▸ **What is expected**: Return only the number of lines in the entries below that hold the word "Βενετίαν".

▸ **Collected data**:
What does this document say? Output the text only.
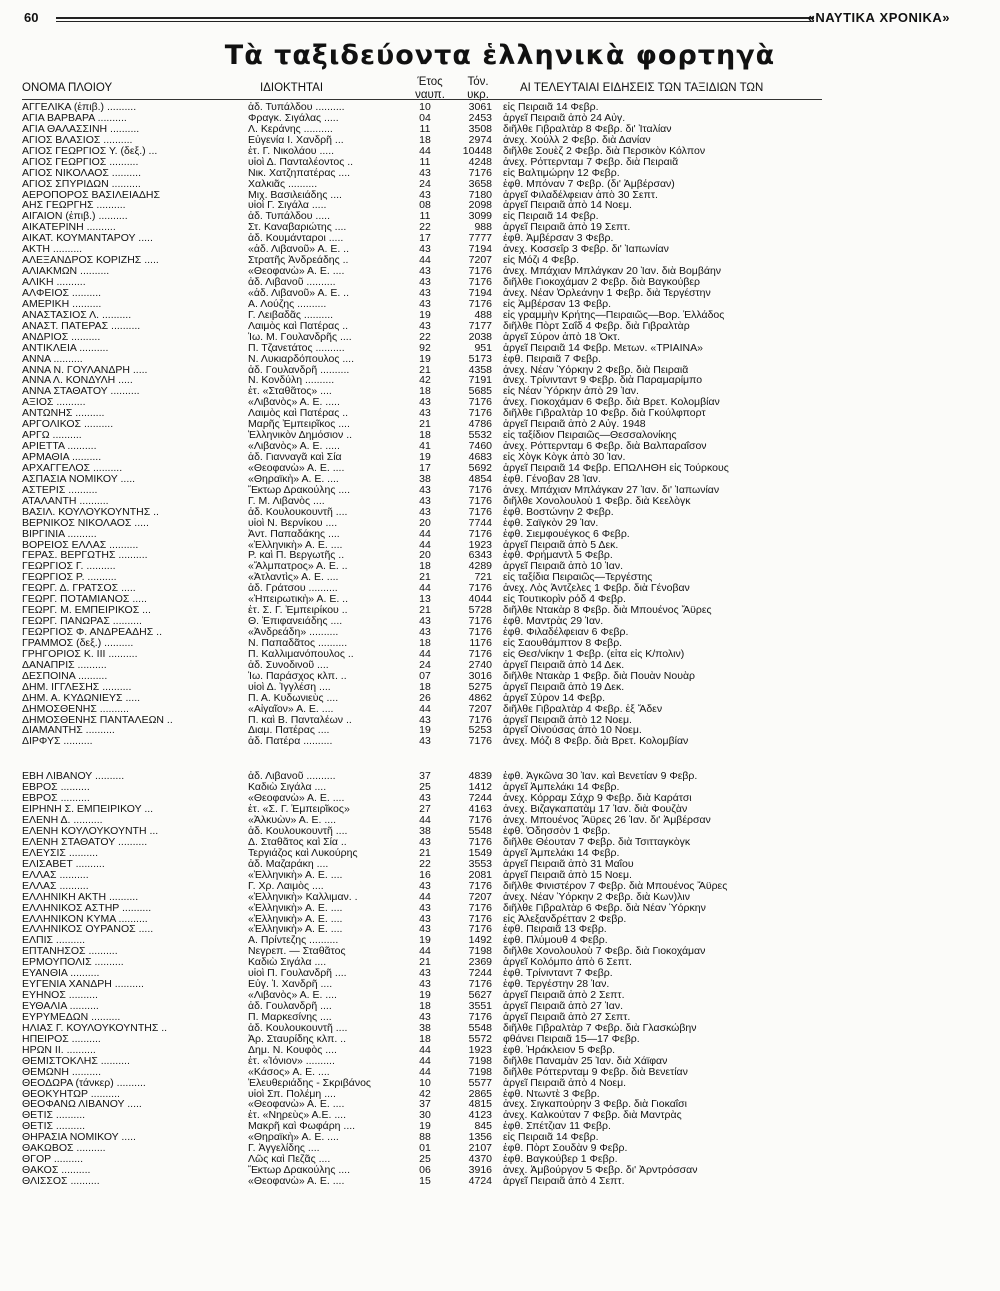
60	«ΝΑΥΤΙΚΑ ΧΡΟΝΙΚΑ»
Τὰ ταξιδεύοντα ἑλληνικὰ φορτηγὰ
ΟΝΟΜΑ ΠΛΟΙΟΥ	ΙΔΙΟΚΤΗΤΑΙ	Έτος ναυπ.
Τόν. υκρ.
ΑΙ ΤΕΛΕΥΤΑΙΑΙ ΕΙΔΗΣΕΙΣ ΤΩΝ ΤΑΞΙΔΙΩΝ ΤΩΝ
ΑΓΓΕΛΙΚΑ (ἐπιβ.) ..........	ἀδ. Τυπάλδου ..........	10	3061 εἰς Πειραιᾶ 14 Φεβρ.
ΑΓΙΑ ΒΑΡΒΑΡΑ ..........	Φραγκ. Σιγάλας .....	04	2453 ἀργεῖ Πειραιᾶ ἀπὸ 24 Αὐγ.
ΑΓΙΑ ΘΑΛΑΣΣΙΝΗ ..........	Λ. Κεράνης ..........	11	3508 διῆλθε Γιβραλτὰρ 8 Φεβρ. δι' Ἰταλίαν
ΑΓΙΟΣ ΒΛΑΣΙΟΣ ..........	Εὐγενία Ι. Χανδρῆ ...	18	2974 ἀνεχ. Χούλλ 2 Φεβρ. διὰ Δανίαν
ΑΓΙΟΣ ΓΕΩΡΓΙΟΣ Υ. (δεξ.) ...	ἐτ. Γ. Νικολάου .....	44	10448 διῆλθε Σουὲζ 2 Φεβρ. διὰ Περσικὸν Κόλπον
ΑΓΙΟΣ ΓΕΩΡΓΙΟΣ ..........	υἱοὶ Δ. Πανταλέοντος ..	11	4248 ἀνεχ. Ρόττερνταμ 7 Φεβρ. διὰ Πειραιᾶ
ΑΓΙΟΣ ΝΙΚΟΛΑΟΣ ..........	Νικ. Χατζηπατέρας ....	43	7176 εἰς Βαλτιμώρην 12 Φεβρ.
ΑΓΙΟΣ ΣΠΥΡΙΔΩΝ ..........	Χαλκιᾶς ..........	24	3658 ἐφθ. Μπόναν 7 Φεβρ. (δι' Ἀμβέρσαν)
ΑΕΡΟΠΟΡΟΣ ΒΑΣΙΛΕΙΑΔΗΣ	Μιχ. Βασιλειάδης ....	43	7180 ἀργεῖ Φιλαδέλφειαν ἀπὸ 30 Σεπτ.
ΑΗΣ ΓΕΩΡΓΗΣ ..........	υἱοὶ Γ. Σιγάλα .....	08	2098 ἀργεῖ Πειραιᾶ ἀπὸ 14 Νοεμ.
ΑΙΓΑΙΟΝ (ἐπιβ.) ..........	ἀδ. Τυπάλδου .....	11	3099 εἰς Πειραιᾶ 14 Φεβρ.
ΑΙΚΑΤΕΡΙΝΗ ..........	Στ. Καναβαριώτης ....	22	988 ἀργεῖ Πειραιᾶ ἀπὸ 19 Σεπτ.
ΑΙΚΑΤ. ΚΟΥΜΑΝΤΑΡΟΥ .....	ἀδ. Κουμάνταροι .....	17	7777 ἐφθ. Ἀμβέρσαν 3 Φεβρ.
ΑΚΤΗ ..........	«ἀδ. Λιβανοῦ» Α. Ε. ..	43	7194 ἀνεχ. Κοσσεΐρ 3 Φεβρ. δι' Ἰαπωνίαν
ΑΛΕΞΑΝΔΡΟΣ ΚΟΡΙΖΗΣ .....	Στρατῆς Ἀνδρεάδης ..	44	7207 εἰς Μόζι 4 Φεβρ.
ΑΛΙΑΚΜΩΝ ..........	«Θεοφανὼ» Α. Ε. ....	43	7176 ἀνεχ. Μπάχιαν Μπλάγκαν 20 Ἰαν. διὰ Βομβάην
ΑΛΙΚΗ ..........	ἀδ. Λιβανοῦ ..........	43	7176 διῆλθε Γιοκοχάμαν 2 Φεβρ. διὰ Βαγκούβερ
ΑΛΦΕΙΟΣ ..........	«ἀδ. Λιβανοῦ» Α. Ε. ..	43	7194 ἀνεχ. Νέαν Ὀρλεάνην 1 Φεβρ. διὰ Τεργέστην
ΑΜΕΡΙΚΗ ..........	Α. Λούζης ..........	43	7176 εἰς Ἀμβέρσαν 13 Φεβρ.
ΑΝΑΣΤΑΣΙΟΣ Λ. ..........	Γ. Λειβαδᾶς ..........	19	488 εἰς γραμμὴν Κρήτης—Πειραιῶς—Βορ. Ἑλλάδος
ΑΝΑΣΤ. ΠΑΤΕΡΑΣ ..........	Λαιμὸς καὶ Πατέρας ..	43	7177 διῆλθε Πὸρτ Σαΐδ 4 Φεβρ. διὰ Γιβραλτὰρ
ΑΝΔΡΙΟΣ ..........	Ἰω. Μ. Γουλανδρῆς ....	22	2038 ἀργεῖ Σύρον ἀπὸ 18 Ὀκτ.
ΑΝΤΙΚΛΕΙΑ ..........	Π. Τζανετάτος ..........	92	951 ἀργεῖ Πειραιᾶ 14 Φεβρ. Μετων. «ΤΡΙΑΙΝΑ»
ΑΝΝΑ ..........	Ν. Λυκιαρδόπουλος ....	19	5173 ἐφθ. Πειραιᾶ 7 Φεβρ.
ΑΝΝΑ Ν. ΓΟΥΛΑΝΔΡΗ .....	ἀδ. Γουλανδρῆ ..........	21	4358 ἀνεχ. Νέαν Ὑόρκην 2 Φεβρ. διὰ Πειραιᾶ
ΑΝΝΑ Λ. ΚΟΝΔΥΛΗ .....	Ν. Κονδύλη ..........	42	7191 ἀνεχ. Τρίνινταντ 9 Φεβρ. διὰ Παραμαρίμπο
ΑΝΝΑ ΣΤΑΘΑΤΟΥ ..........	ἐτ. «Σταθᾶτος» ....	18	5685 εἰς Νέαν Ὑόρκην ἀπὸ 29 Ἰαν.
ΑΞΙΟΣ ..........	«Λιβανὸς» Α. Ε. .....	43	7176 ἀνεχ. Γιοκοχάμαν 6 Φεβρ. διὰ Βρετ. Κολομβίαν
ΑΝΤΩΝΗΣ ..........	Λαιμὸς καὶ Πατέρας ..	43	7176 διῆλθε Γιβραλτὰρ 10 Φεβρ. διὰ Γκούλφπορτ
ΑΡΓΟΛΙΚΟΣ ..........	Μαρῆς Ἐμπειρῖκος ....	21	4786 ἀργεῖ Πειραιᾶ ἀπὸ 2 Αὐγ. 1948
ΑΡΓΩ ..........	Ἑλληνικὸν Δημόσιον ..	18	5532 εἰς ταξίδιον Πειραιῶς—Θεσσαλονίκης
ΑΡΙΕΤΤΑ ..........	«Λιβανὸς» Α. Ε. .....	41	7460 ἀνεχ. Ρόττερνταμ 6 Φεβρ. διὰ Βαλπαραΐσον
ΑΡΜΑΘΙΑ ..........	ἀδ. Γιανναγᾶ καὶ Σία	19	4683 εἰς Χὸγκ Κὸγκ ἀπὸ 30 Ἰαν.
ΑΡΧΑΓΓΕΛΟΣ ..........	«Θεοφανὼ» Α. Ε. ....	17	5692 ἀργεῖ Πειραιᾶ 14 Φεβρ. ΕΠΩΛΗΘΗ εἰς Τούρκους
ΑΣΠΑΣΙΑ ΝΟΜΙΚΟΥ .....	«Θηραϊκὴ» Α. Ε. ....	38	4854 ἐφθ. Γένοβαν 28 Ἰαν.
ΑΣΤΕΡΙΣ ..........	Ἕκτωρ Δρακούλης ....	43	7176 ἀνεχ. Μπάχιαν Μπλάγκαν 27 Ἰαν. δι' Ἰαπωνίαν
ΑΤΑΛΑΝΤΗ ..........	Γ. Μ. Λιβανὸς ....	43	7176 διῆλθε Χονολουλοὺ 1 Φεβρ. διὰ Κεελὸγκ
ΒΑΣΙΛ. ΚΟΥΛΟΥΚΟΥΝΤΗΣ ..	ἀδ. Κουλουκουντῆ ....	43	7176 ἐφθ. Βοστώνην 2 Φεβρ.
ΒΕΡΝΙΚΟΣ ΝΙΚΟΛΑΟΣ .....	υἱοὶ Ν. Βερνίκου ....	20	7744 ἐφθ. Σαϊγκὸν 29 Ἰαν.
ΒΙΡΓΙΝΙΑ ..........	Ἀντ. Παπαδάκης ....	44	7176 ἐφθ. Σιεμφουέγκος 6 Φεβρ.
ΒΟΡΕΙΟΣ ΕΛΛΑΣ ..........	«Ἑλληνικὴ» Α. Ε. ....	44	1923 ἀργεῖ Πειραιᾶ ἀπὸ 5 Δεκ.
ΓΕΡΑΣ. ΒΕΡΓΩΤΗΣ ..........	Ρ. καὶ Π. Βεργωτῆς ..	20	6343 ἐφθ. Φρήμαντλ 5 Φεβρ.
ΓΕΩΡΓΙΟΣ Γ. ..........	«Ἄλμπατρος» Α. Ε. ..	18	4289 ἀργεῖ Πειραιᾶ ἀπὸ 10 Ἰαν.
ΓΕΩΡΓΙΟΣ Ρ. ..........	«Ἀτλαντὶς» Α. Ε. ....	21	721 εἰς ταξίδια Πειραιῶς—Τεργέστης
ΓΕΩΡΓ. Δ. ΓΡΑΤΣΟΣ .....	ἀδ. Γράτσου ..........	44	7176 ἀνεχ. Λὸς Ἀντζελες 1 Φεβρ. διὰ Γένοβαν
ΓΕΩΡΓ. ΠΟΤΑΜΙΑΝΟΣ .....	«Ἠπειρωτικὴ» Α. Ε. ..	13	4044 εἰς Τουτικορὶν ρόδ 4 Φεβρ.
ΓΕΩΡΓ. Μ. ΕΜΠΕΙΡΙΚΟΣ ...	ἐτ. Σ. Γ. Ἐμπειρίκου ..	21	5728 διῆλθε Ντακὰρ 8 Φεβρ. διὰ Μπουένος Ἄϋρες
ΓΕΩΡΓ. ΠΑΝΩΡΑΣ ..........	Θ. Ἐπιφανειάδης ....	43	7176 ἐφθ. Μαντρὰς 29 Ἰαν.
ΓΕΩΡΓΙΟΣ Φ. ΑΝΔΡΕΑΔΗΣ ..	«Ἀνδρεάδη» ..........	43	7176 ἐφθ. Φιλαδέλφειαν 6 Φεβρ.
ΓΡΑΜΜΟΣ (δεξ.) ..........	Ν. Παπαδᾶτος ..........	18	1176 εἰς Σαουθάμπτον 8 Φεβρ.
ΓΡΗΓΟΡΙΟΣ Κ. ΙΙΙ ..........	Π. Καλλιμανόπουλος ..	44	7176 εἰς Θεσ/νίκην 1 Φεβρ. (εἶτα εἰς Κ/πολιν)
ΔΑΝΑΠΡΙΣ ..........	ἀδ. Συνοδινοῦ ....	24	2740 ἀργεῖ Πειραιᾶ ἀπὸ 14 Δεκ.
ΔΕΣΠΟΙΝΑ ..........	Ἰω. Παράσχος κλπ. ..	07	3016 διῆλθε Ντακὰρ 1 Φεβρ. διὰ Πουὰν Νουὰρ
ΔΗΜ. ΙΓΓΛΕΣΗΣ ..........	υἱοὶ Δ. Ἰγγλέση ....	18	5275 ἀργεῖ Πειραιᾶ ἀπὸ 19 Δεκ.
ΔΗΜ. Α. ΚΥΔΩΝΙΕΥΣ .....	Π. Α. Κυδωνιεὺς ....	26	4862 ἀργεῖ Σύρον 14 Φεβρ.
ΔΗΜΟΣΘΕΝΗΣ ..........	«Αἰγαῖον» Α. Ε. ....	44	7207 διῆλθε Γιβραλτὰρ 4 Φεβρ. ἐξ Ἄδεν
ΔΗΜΟΣΘΕΝΗΣ ΠΑΝΤΑΛΕΩΝ ..	Π. καὶ Β. Πανταλέων ..	43	7176 ἀργεῖ Πειραιᾶ ἀπὸ 12 Νοεμ.
ΔΙΑΜΑΝΤΗΣ ..........	Διαμ. Πατέρας ....	19	5253 ἀργεῖ Οἰνούσας ἀπὸ 10 Νοεμ.
ΔΙΡΦΥΣ ..........	ἀδ. Πατέρα ..........	43	7176 ἀνεχ. Μόζι 8 Φεβρ. διὰ Βρετ. Κολομβίαν
ΕΒΗ ΛΙΒΑΝΟΥ ..........	ἀδ. Λιβανοῦ ..........	37	4839 ἐφθ. Ἀγκῶνα 30 Ἰαν. καὶ Βενετίαν 9 Φεβρ.
ΕΒΡΟΣ ..........	Καδιὼ Σιγάλα ....	25	1412 ἀργεῖ Ἀμπελάκι 14 Φεβρ.
ΕΒΡΟΣ ..........	«Θεοφανὼ» Α. Ε. ....	43	7244 ἀνεχ. Κόρραμ Σάχρ 9 Φεβρ. διὰ Καράτσι
ΕΙΡΗΝΗ Σ. ΕΜΠΕΙΡΙΚΟΥ ...	ἐτ. «Σ. Γ. Ἐμπειρῖκος»	27	4163 ἀνεχ. Βιζαγκαπατὰμ 17 Ἰαν. διὰ Φουζὰν
ΕΛΕΝΗ Δ. ..........	«Ἀλκυὼν» Α. Ε. ....	44	7176 ἀνεχ. Μπουένος Ἄϋρες 26 Ἰαν. δι' Ἀμβέρσαν
ΕΛΕΝΗ ΚΟΥΛΟΥΚΟΥΝΤΗ ...	ἀδ. Κουλουκουντῆ ....	38	5548 ἐφθ. Ὀδησσὸν 1 Φεβρ.
ΕΛΕΝΗ ΣΤΑΘΑΤΟΥ ..........	Δ. Σταθᾶτος καὶ Σία ..	43	7176 διῆλθε Θέουταν 7 Φεβρ. διὰ Τσιτταγκὸγκ
ΕΛΕΥΣΙΣ ..........	Τεργιάζος καὶ Λυκούρης	21	1549 ἀργεῖ Ἀμπελάκι 14 Φεβρ.
ΕΛΙΣΑΒΕΤ ..........	ἀδ. Μαζαράκη ....	22	3553 ἀργεῖ Πειραιᾶ ἀπὸ 31 Μαΐου
ΕΛΛΑΣ ..........	«Ἑλληνικὴ» Α. Ε. ....	16	2081 ἀργεῖ Πειραιᾶ ἀπὸ 15 Νοεμ.
ΕΛΛΑΣ ..........	Γ. Χρ. Λαιμὸς ....	43	7176 διῆλθε Φινιστέρον 7 Φεβρ. διὰ Μπουένος Ἄϋρες
ΕΛΛΗΝΙΚΗ ΑΚΤΗ ..........	«Ἑλληνικὴ» Καλλιμαν. .	44	7207 ἀνεχ. Νέαν Ὑόρκην 2 Φεβρ. διὰ Κων)λιν
ΕΛΛΗΝΙΚΟΣ ΑΣΤΗΡ ..........	«Ἑλληνικὴ» Α. Ε. ....	43	7176 διῆλθε Γιβραλτὰρ 6 Φεβρ. διὰ Νέαν Ὑόρκην
ΕΛΛΗΝΙΚΟΝ ΚΥΜΑ ..........	«Ἑλληνικὴ» Α. Ε. ....	43	7176 εἰς Ἀλεξανδρέτταν 2 Φεβρ.
ΕΛΛΗΝΙΚΟΣ ΟΥΡΑΝΟΣ .....	«Ἑλληνικὴ» Α. Ε. ....	43	7176 ἐφθ. Πειραιᾶ 13 Φεβρ.
ΕΛΠΙΣ ..........	Α. Πρίντεζης ..........	19	1492 ἐφθ. Πλύμουθ 4 Φεβρ.
ΕΠΤΑΝΗΣΟΣ ..........	Νεγρεπ. — Σταθᾶτος	44	7198 διῆλθε Χονολουλοὺ 7 Φεβρ. διὰ Γιοκοχάμαν
ΕΡΜΟΥΠΟΛΙΣ ..........	Καδιὼ Σιγάλα ....	21	2369 ἀργεῖ Κολόμπο ἀπὸ 6 Σεπτ.
ΕΥΑΝΘΙΑ ..........	υἱοὶ Π. Γουλανδρῆ ....	43	7244 ἐφθ. Τρίνινταντ 7 Φεβρ.
ΕΥΓΕΝΙΑ ΧΑΝΔΡΗ ..........	Εὐγ. Ἰ. Χανδρῆ ....	43	7176 ἐφθ. Τεργέστην 28 Ἰαν.
ΕΥΗΝΟΣ ..........	«Λιβανὸς» Α. Ε. ....	19	5627 ἀργεῖ Πειραιᾶ ἀπὸ 2 Σεπτ.
ΕΥΘΑΛΙΑ ..........	ἀδ. Γουλανδρῆ ....	18	3551 ἀργεῖ Πειραιᾶ ἀπὸ 27 Ἰαν.
ΕΥΡΥΜΕΔΩΝ ..........	Π. Μαρκεσίνης ....	43	7176 ἀργεῖ Πειραιᾶ ἀπὸ 27 Σεπτ.
ΗΛΙΑΣ Γ. ΚΟΥΛΟΥΚΟΥΝΤΗΣ ..	ἀδ. Κουλουκουντῆ ....	38	5548 διῆλθε Γιβραλτὰρ 7 Φεβρ. διὰ Γλασκώβην
ΗΠΕΙΡΟΣ ..........	Ἀρ. Σταυρίδης κλπ. ..	18	5572 φθάνει Πειραιᾶ 15—17 Φεβρ.
ΗΡΩΝ ΙΙ. ..........	Δημ. Ν. Κουφὸς ....	44	1923 ἐφθ. Ἡράκλειον 5 Φεβρ.
ΘΕΜΙΣΤΟΚΛΗΣ ..........	ἐτ. «Ἰόνιον» ..........	44	7198 διῆλθε Παναμὰν 25 Ἰαν. διὰ Χάϊφαν
ΘΕΜΩΝΗ ..........	«Κάσος» Α. Ε. ....	44	7198 διῆλθε Ρόττερνταμ 9 Φεβρ. διὰ Βενετίαν
ΘΕΟΔΩΡΑ (τάνκερ) ..........	Ἐλευθεριάδης - Σκριβάνος	10	5577 ἀργεῖ Πειραιᾶ ἀπὸ 4 Νοεμ.
ΘΕΟΚΥΗΤΩΡ ..........	υἱοὶ Σπ. Πολέμη ....	42	2865 ἐφθ. Ντωντὲ 3 Φεβρ.
ΘΕΟΦΑΝΩ ΛΙΒΑΝΟΥ .....	«Θεοφανὼ» Α. Ε. ....	37	4815 ἀνεχ. Σιγκαπούρην 3 Φεβρ. διὰ Γιοκαΐσι
ΘΕΤΙΣ ..........	ἐτ. «Νηρεὺς» Α.Ε. ....	30	4123 ἀνεχ. Καλκούταν 7 Φεβρ. διὰ Μαντρὰς
ΘΕΤΙΣ ..........	Μακρῆ καὶ Φωφάρη ....	19	845 ἐφθ. Σπέτζιαν 11 Φεβρ.
ΘΗΡΑΣΙΑ ΝΟΜΙΚΟΥ .....	«Θηραϊκὴ» Α. Ε. ....	88	1356 εἰς Πειραιᾶ 14 Φεβρ.
ΘΑΚΩΒΟΣ ..........	Γ. Ἀγγελίδης ....	01	2107 ἐφθ. Πὸρτ Σουδὰν 9 Φεβρ.
ΘΓΟΡ ..........	Λῶς καὶ Πεζᾶς ....	25	4370 ἐφθ. Βαγκούβερ 1 Φεβρ.
ΘΑΚΟΣ ..........	Ἕκτωρ Δρακούλης ....	06	3916 ἀνεχ. Ἀμβούργον 5 Φεβρ. δι' Ἀρντρόσσαν
ΘΛΙΣΣΟΣ ..........	«Θεοφανὼ» Α. Ε. ....	15	4724 ἀργεῖ Πειραιᾶ ἀπὸ 4 Σεπτ.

▸ **Output for this exercise**: 2